Saved data entries
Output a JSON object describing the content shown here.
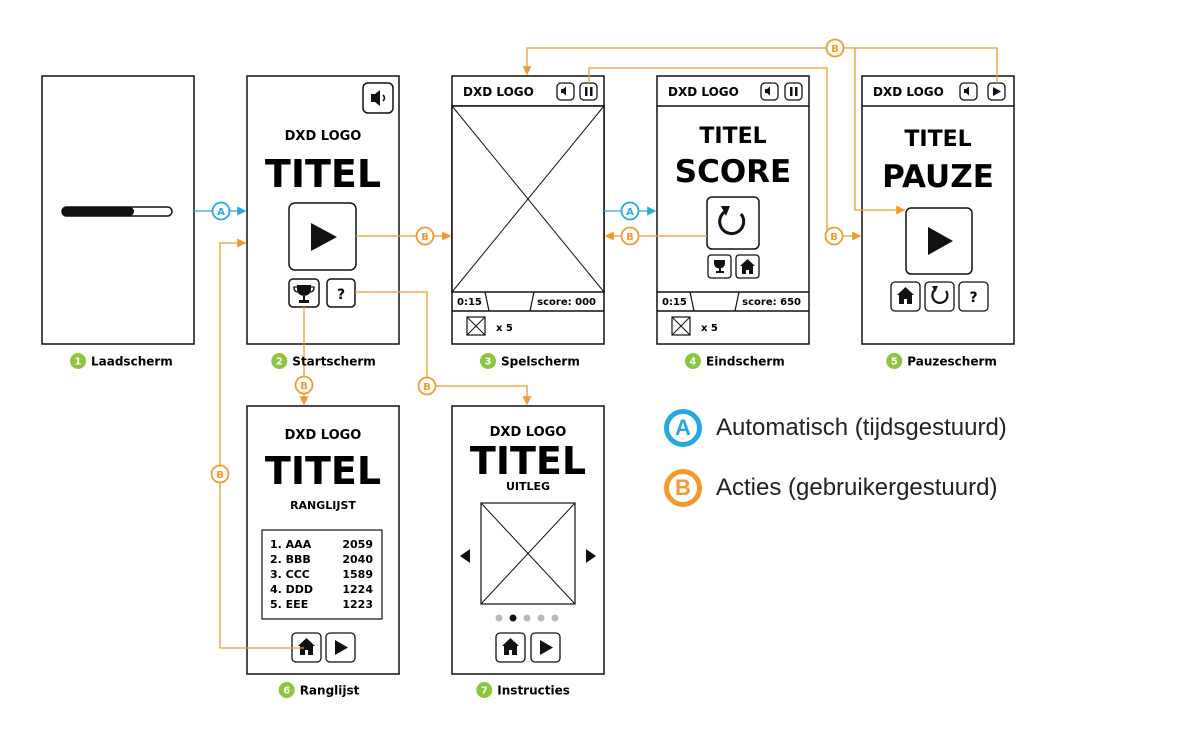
{
  "colors": {
    "auto": "#29a8e0",
    "action": "#f29a2e",
    "step": "#8cc63f",
    "ink": "#111111"
  },
  "logo": "DXD LOGO",
  "title": "TITEL",
  "badges": {
    "auto": "A",
    "action": "B"
  },
  "screens": [
    {
      "number": "1",
      "label": "Laadscherm"
    },
    {
      "number": "2",
      "label": "Startscherm"
    },
    {
      "number": "3",
      "label": "Spelscherm"
    },
    {
      "number": "4",
      "label": "Eindscherm"
    },
    {
      "number": "5",
      "label": "Pauzescherm"
    },
    {
      "number": "6",
      "label": "Ranglijst"
    },
    {
      "number": "7",
      "label": "Instructies"
    }
  ],
  "game": {
    "time": "0:15",
    "score": "score: 000",
    "lives": "x 5"
  },
  "end": {
    "heading": "SCORE",
    "time": "0:15",
    "score": "score: 650",
    "lives": "x 5"
  },
  "pause": {
    "heading": "PAUZE"
  },
  "leaderboard": {
    "heading": "RANGLIJST",
    "rows": [
      {
        "name": "1. AAA",
        "score": "2059"
      },
      {
        "name": "2. BBB",
        "score": "2040"
      },
      {
        "name": "3. CCC",
        "score": "1589"
      },
      {
        "name": "4. DDD",
        "score": "1224"
      },
      {
        "name": "5. EEE",
        "score": "1223"
      }
    ]
  },
  "instructions": {
    "heading": "UITLEG",
    "help": "?"
  },
  "legend": {
    "auto": {
      "badge": "A",
      "label": "Automatisch (tijdsgestuurd)"
    },
    "action": {
      "badge": "B",
      "label": "Acties (gebruikergestuurd)"
    }
  }
}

## Description of the task
Report back each line of the entries that holds the string "heading".

## Task result
    "heading": "SCORE",
    "heading": "PAUZE"
    "heading": "RANGLIJST",
    "heading": "UITLEG",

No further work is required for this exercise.